──────── Dataset excerpts ────────

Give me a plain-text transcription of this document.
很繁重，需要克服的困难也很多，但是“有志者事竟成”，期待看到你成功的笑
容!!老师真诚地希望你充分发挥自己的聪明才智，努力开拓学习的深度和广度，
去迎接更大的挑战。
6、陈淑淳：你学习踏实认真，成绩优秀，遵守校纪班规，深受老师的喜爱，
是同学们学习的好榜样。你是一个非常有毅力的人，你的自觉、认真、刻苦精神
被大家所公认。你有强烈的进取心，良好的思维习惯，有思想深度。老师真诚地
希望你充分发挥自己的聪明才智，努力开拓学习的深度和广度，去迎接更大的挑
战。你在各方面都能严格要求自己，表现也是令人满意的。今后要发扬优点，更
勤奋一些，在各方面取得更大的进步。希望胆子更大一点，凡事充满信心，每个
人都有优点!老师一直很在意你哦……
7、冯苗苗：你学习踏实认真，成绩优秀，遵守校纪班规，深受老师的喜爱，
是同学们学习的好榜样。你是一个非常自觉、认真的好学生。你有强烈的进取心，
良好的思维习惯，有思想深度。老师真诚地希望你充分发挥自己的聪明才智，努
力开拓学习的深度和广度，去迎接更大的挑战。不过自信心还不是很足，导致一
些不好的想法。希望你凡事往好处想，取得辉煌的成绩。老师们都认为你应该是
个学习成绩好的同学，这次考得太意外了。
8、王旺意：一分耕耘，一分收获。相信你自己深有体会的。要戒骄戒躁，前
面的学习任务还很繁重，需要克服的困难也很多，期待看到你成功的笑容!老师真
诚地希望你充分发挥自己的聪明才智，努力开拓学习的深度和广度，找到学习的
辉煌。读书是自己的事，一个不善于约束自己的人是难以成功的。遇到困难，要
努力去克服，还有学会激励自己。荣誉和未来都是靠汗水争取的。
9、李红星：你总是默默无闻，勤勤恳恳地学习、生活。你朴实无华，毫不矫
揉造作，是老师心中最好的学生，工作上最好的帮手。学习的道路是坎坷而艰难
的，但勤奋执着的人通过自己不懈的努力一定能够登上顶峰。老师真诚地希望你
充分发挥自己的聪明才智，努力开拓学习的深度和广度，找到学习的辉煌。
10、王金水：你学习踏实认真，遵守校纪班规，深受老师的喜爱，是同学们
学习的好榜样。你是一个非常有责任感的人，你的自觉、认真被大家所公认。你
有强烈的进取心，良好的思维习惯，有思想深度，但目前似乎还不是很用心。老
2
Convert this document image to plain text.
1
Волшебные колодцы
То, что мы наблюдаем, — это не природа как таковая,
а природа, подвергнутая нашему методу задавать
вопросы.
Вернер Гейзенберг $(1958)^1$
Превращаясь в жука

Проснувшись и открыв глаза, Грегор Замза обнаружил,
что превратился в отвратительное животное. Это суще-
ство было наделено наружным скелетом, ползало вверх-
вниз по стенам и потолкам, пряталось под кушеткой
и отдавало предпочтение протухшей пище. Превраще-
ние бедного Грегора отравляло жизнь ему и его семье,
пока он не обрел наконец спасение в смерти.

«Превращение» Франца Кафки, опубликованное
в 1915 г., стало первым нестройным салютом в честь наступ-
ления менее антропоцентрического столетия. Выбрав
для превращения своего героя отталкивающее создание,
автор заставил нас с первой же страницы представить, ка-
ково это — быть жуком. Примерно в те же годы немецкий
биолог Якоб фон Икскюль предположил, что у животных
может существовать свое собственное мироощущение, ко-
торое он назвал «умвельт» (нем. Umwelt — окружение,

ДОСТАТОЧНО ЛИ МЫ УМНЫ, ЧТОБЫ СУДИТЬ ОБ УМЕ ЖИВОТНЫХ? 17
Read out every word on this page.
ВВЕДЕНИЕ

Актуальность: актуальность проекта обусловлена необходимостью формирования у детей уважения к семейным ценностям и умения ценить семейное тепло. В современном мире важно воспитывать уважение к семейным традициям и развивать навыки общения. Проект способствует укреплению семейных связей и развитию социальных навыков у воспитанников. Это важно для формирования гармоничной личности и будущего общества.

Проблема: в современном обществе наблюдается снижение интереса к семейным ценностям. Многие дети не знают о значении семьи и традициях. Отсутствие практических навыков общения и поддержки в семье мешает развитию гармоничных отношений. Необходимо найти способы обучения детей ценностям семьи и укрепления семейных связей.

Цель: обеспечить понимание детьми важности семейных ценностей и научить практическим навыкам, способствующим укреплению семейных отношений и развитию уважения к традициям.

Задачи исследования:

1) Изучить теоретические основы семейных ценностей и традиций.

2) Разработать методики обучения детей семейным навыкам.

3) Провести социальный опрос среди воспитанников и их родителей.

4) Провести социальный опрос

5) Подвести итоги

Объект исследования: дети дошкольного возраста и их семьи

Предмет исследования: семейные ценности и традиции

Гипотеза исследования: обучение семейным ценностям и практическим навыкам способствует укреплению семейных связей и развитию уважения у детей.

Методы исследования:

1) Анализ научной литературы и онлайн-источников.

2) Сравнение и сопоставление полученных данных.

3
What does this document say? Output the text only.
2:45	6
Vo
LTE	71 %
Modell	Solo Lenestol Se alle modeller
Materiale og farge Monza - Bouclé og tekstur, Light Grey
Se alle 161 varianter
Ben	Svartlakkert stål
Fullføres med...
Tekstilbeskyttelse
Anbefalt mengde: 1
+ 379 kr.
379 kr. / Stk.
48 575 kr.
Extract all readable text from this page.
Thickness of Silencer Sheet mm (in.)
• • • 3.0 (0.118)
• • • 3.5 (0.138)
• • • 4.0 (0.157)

────────

• Task brief: Search the records for the word "исследования". Copy every line that has it.

• Reply:
Задачи исследования:
Объект исследования: дети дошкольного возраста и их семьи
Предмет исследования: семейные ценности и традиции
Гипотеза исследования: обучение семейным ценностям и практическим навыкам способствует укреплению семейных связей и развитию уважения у детей.
Методы исследования:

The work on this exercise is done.